━━━━━ Available data ━━━━━
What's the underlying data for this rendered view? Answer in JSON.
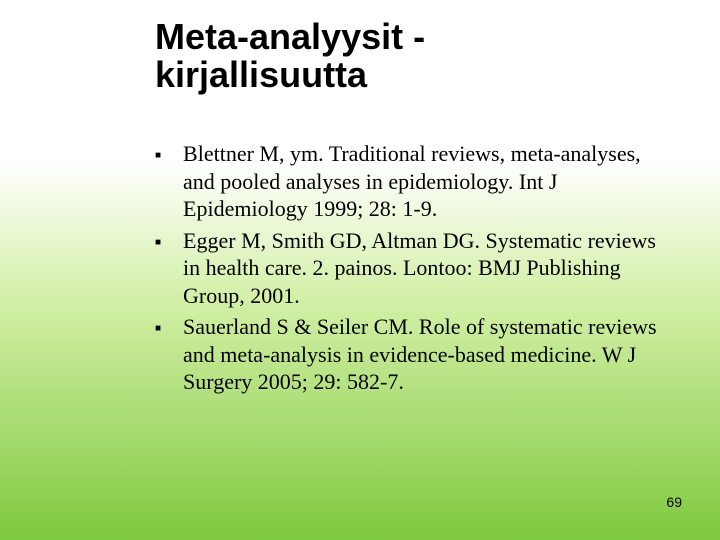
{
  "title_line1": "Meta-analyysit -",
  "title_line2": "kirjallisuutta",
  "bullets": {
    "b0": "Blettner M, ym. Traditional reviews, meta-analyses, and pooled analyses in epidemiology. Int J Epidemiology 1999; 28: 1-9.",
    "b1": "Egger M, Smith GD, Altman DG. Systematic reviews in health care. 2. painos. Lontoo: BMJ Publishing Group, 2001.",
    "b2": "Sauerland S & Seiler CM. Role of systematic reviews and meta-analysis in evidence-based medicine. W J Surgery 2005; 29: 582-7."
  },
  "page_number": "69",
  "colors": {
    "gradient_top": "#ffffff",
    "gradient_mid": "#d4f0a8",
    "gradient_bottom": "#7fc93f",
    "text": "#000000"
  },
  "fonts": {
    "title_family": "Arial",
    "title_size_pt": 28,
    "title_weight": "bold",
    "body_family": "Times New Roman",
    "body_size_pt": 17,
    "pagenum_size_pt": 11
  }
}
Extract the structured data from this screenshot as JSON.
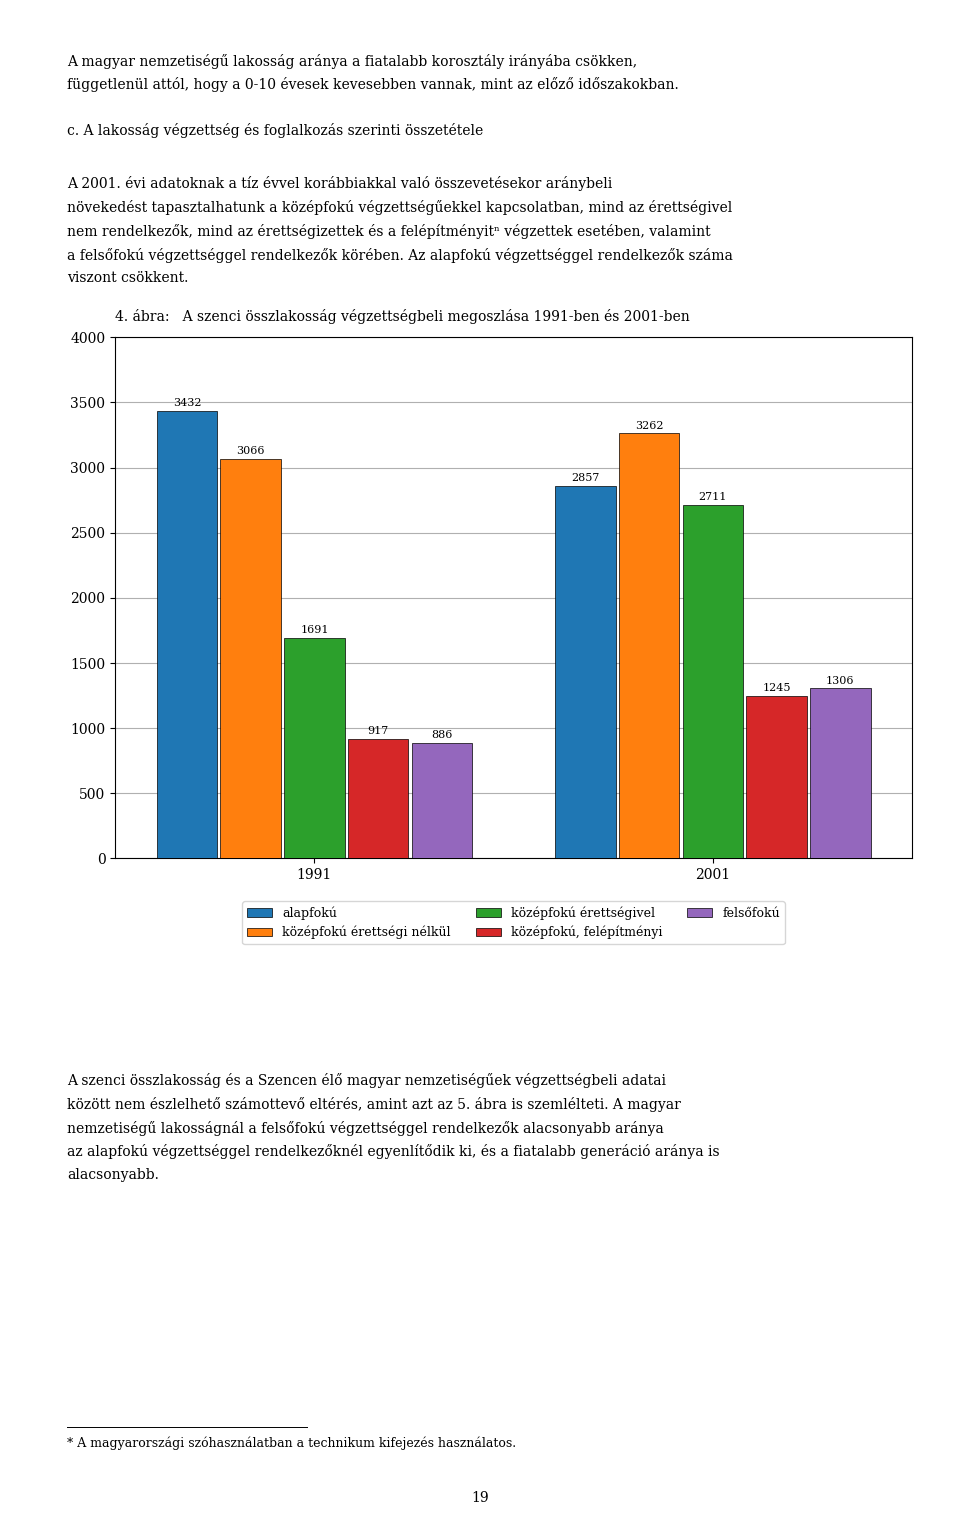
━━━━━
### Task instructions:
Write out each line of the data that holds the string "JSON".

### Problem solution:
What's the underlying data for this rendered view? Answer in JSON.
Extract the structured data from this screenshot as JSON.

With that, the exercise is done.